** Direction **
Each record below is to be copied word for word, with pictures removed.

** Data for this exercise **
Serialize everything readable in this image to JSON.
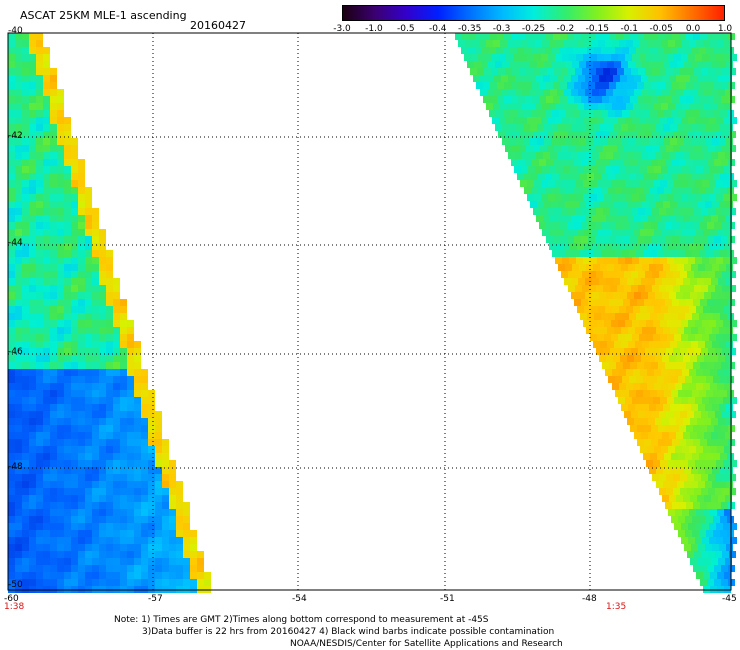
{
  "header": {
    "title": "ASCAT 25KM MLE-1 ascending",
    "date": "20160427"
  },
  "colorbar": {
    "labels": [
      "-3.0",
      "-1.0",
      "-0.5",
      "-0.4",
      "-0.35",
      "-0.3",
      "-0.25",
      "-0.2",
      "-0.15",
      "-0.1",
      "-0.05",
      "0.0",
      "1.0"
    ],
    "colors": [
      "#1a0010",
      "#3b0070",
      "#3300cc",
      "#0020ff",
      "#0070ff",
      "#00b8ff",
      "#00eedd",
      "#30ee70",
      "#80f020",
      "#d8f000",
      "#ffc000",
      "#ff7000",
      "#ff2000"
    ]
  },
  "axes": {
    "x_labels": [
      "-60",
      "-57",
      "-54",
      "-51",
      "-48",
      "-45"
    ],
    "y_labels": [
      "-40",
      "-42",
      "-44",
      "-46",
      "-48",
      "-50"
    ]
  },
  "times": {
    "left": "1:38",
    "right": "1:35"
  },
  "notes": {
    "line1": "Note: 1) Times are GMT 2)Times along bottom correspond to measurement at -45S",
    "line2": "3)Data buffer is 22 hrs from 20160427 4) Black wind barbs indicate possible contamination",
    "line3": "NOAA/NESDIS/Center for Satellite Applications and Research"
  }
}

** Result of the exercise **
Serialize everything readable in this image to JSON.
{
  "header": {
    "title": "ASCAT 25KM MLE-1 ascending",
    "date": "20160427"
  },
  "colorbar": {
    "labels": [
      "-3.0",
      "-1.0",
      "-0.5",
      "-0.4",
      "-0.35",
      "-0.3",
      "-0.25",
      "-0.2",
      "-0.15",
      "-0.1",
      "-0.05",
      "0.0",
      "1.0"
    ],
    "colors": [
      "#1a0010",
      "#3b0070",
      "#3300cc",
      "#0020ff",
      "#0070ff",
      "#00b8ff",
      "#00eedd",
      "#30ee70",
      "#80f020",
      "#d8f000",
      "#ffc000",
      "#ff7000",
      "#ff2000"
    ]
  },
  "axes": {
    "x_labels": [
      "-60",
      "-57",
      "-54",
      "-51",
      "-48",
      "-45"
    ],
    "y_labels": [
      "-40",
      "-42",
      "-44",
      "-46",
      "-48",
      "-50"
    ]
  },
  "times": {
    "left": "1:38",
    "right": "1:35"
  },
  "notes": {
    "line1": "Note: 1) Times are GMT 2)Times along bottom correspond to measurement at -45S",
    "line2": "3)Data buffer is 22 hrs from 20160427 4) Black wind barbs indicate possible contamination",
    "line3": "NOAA/NESDIS/Center for Satellite Applications and Research"
  }
}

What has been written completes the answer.